## What is expected
Without including any pictures, write out the listing below exactly.

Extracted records

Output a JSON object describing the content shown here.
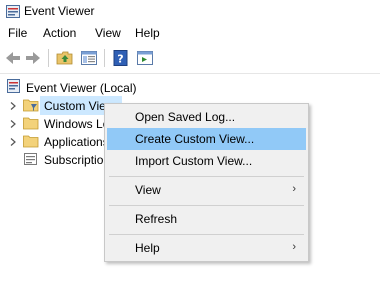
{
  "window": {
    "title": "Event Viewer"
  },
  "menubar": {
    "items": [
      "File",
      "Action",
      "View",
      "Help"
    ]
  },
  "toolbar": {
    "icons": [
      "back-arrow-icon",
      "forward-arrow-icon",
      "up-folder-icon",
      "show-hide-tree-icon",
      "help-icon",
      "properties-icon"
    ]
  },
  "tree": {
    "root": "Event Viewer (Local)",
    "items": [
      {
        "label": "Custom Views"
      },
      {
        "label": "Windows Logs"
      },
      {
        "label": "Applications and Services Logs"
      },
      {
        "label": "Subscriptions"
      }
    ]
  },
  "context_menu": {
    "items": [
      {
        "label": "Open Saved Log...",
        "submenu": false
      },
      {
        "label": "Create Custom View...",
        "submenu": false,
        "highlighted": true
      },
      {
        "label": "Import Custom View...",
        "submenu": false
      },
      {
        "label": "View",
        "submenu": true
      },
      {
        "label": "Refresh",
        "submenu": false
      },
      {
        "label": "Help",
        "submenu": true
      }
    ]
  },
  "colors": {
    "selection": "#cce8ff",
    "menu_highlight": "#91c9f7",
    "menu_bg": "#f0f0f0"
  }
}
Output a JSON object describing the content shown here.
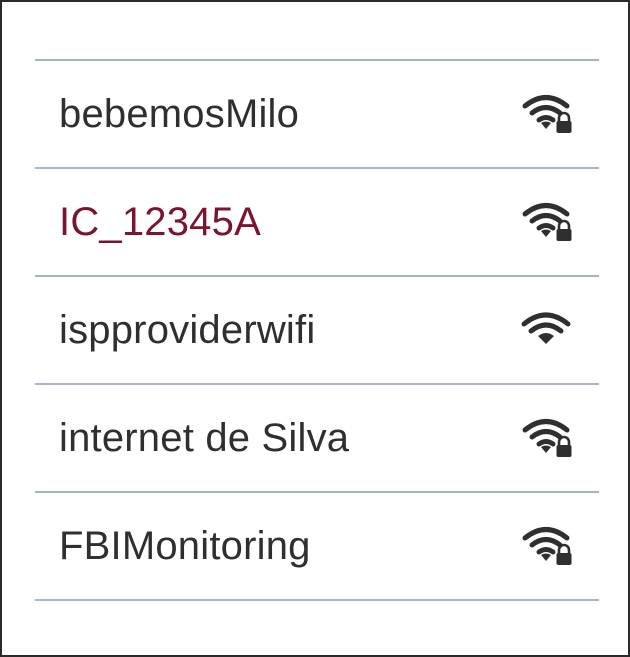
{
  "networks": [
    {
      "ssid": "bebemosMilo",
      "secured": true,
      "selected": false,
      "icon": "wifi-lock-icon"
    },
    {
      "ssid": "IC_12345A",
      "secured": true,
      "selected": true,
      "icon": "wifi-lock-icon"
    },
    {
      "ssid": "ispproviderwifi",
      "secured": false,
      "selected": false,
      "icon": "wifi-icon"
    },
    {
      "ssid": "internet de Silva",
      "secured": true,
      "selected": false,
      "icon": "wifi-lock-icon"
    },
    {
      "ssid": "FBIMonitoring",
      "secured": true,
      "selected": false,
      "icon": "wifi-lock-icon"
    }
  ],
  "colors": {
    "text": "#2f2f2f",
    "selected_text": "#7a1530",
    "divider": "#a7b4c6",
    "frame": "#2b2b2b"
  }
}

## Task solution
Output a JSON object describing the content shown here.
{
  "window": {
    "title": "Event Viewer"
  },
  "menubar": {
    "items": [
      "File",
      "Action",
      "View",
      "Help"
    ]
  },
  "toolbar": {
    "icons": [
      "back-arrow-icon",
      "forward-arrow-icon",
      "up-folder-icon",
      "show-hide-tree-icon",
      "help-icon",
      "properties-icon"
    ]
  },
  "tree": {
    "root": "Event Viewer (Local)",
    "items": [
      {
        "label": "Custom Views"
      },
      {
        "label": "Windows Logs"
      },
      {
        "label": "Applications and Services Logs"
      },
      {
        "label": "Subscriptions"
      }
    ]
  },
  "context_menu": {
    "items": [
      {
        "label": "Open Saved Log...",
        "submenu": false
      },
      {
        "label": "Create Custom View...",
        "submenu": false,
        "highlighted": true
      },
      {
        "label": "Import Custom View...",
        "submenu": false
      },
      {
        "label": "View",
        "submenu": true
      },
      {
        "label": "Refresh",
        "submenu": false
      },
      {
        "label": "Help",
        "submenu": true
      }
    ]
  },
  "colors": {
    "selection": "#cce8ff",
    "menu_highlight": "#91c9f7",
    "menu_bg": "#f0f0f0"
  }
}
Output a JSON object describing the content shown here.
{
  "networks": [
    {
      "ssid": "bebemosMilo",
      "secured": true,
      "selected": false,
      "icon": "wifi-lock-icon"
    },
    {
      "ssid": "IC_12345A",
      "secured": true,
      "selected": true,
      "icon": "wifi-lock-icon"
    },
    {
      "ssid": "ispproviderwifi",
      "secured": false,
      "selected": false,
      "icon": "wifi-icon"
    },
    {
      "ssid": "internet de Silva",
      "secured": true,
      "selected": false,
      "icon": "wifi-lock-icon"
    },
    {
      "ssid": "FBIMonitoring",
      "secured": true,
      "selected": false,
      "icon": "wifi-lock-icon"
    }
  ],
  "colors": {
    "text": "#2f2f2f",
    "selected_text": "#7a1530",
    "divider": "#a7b4c6",
    "frame": "#2b2b2b"
  }
}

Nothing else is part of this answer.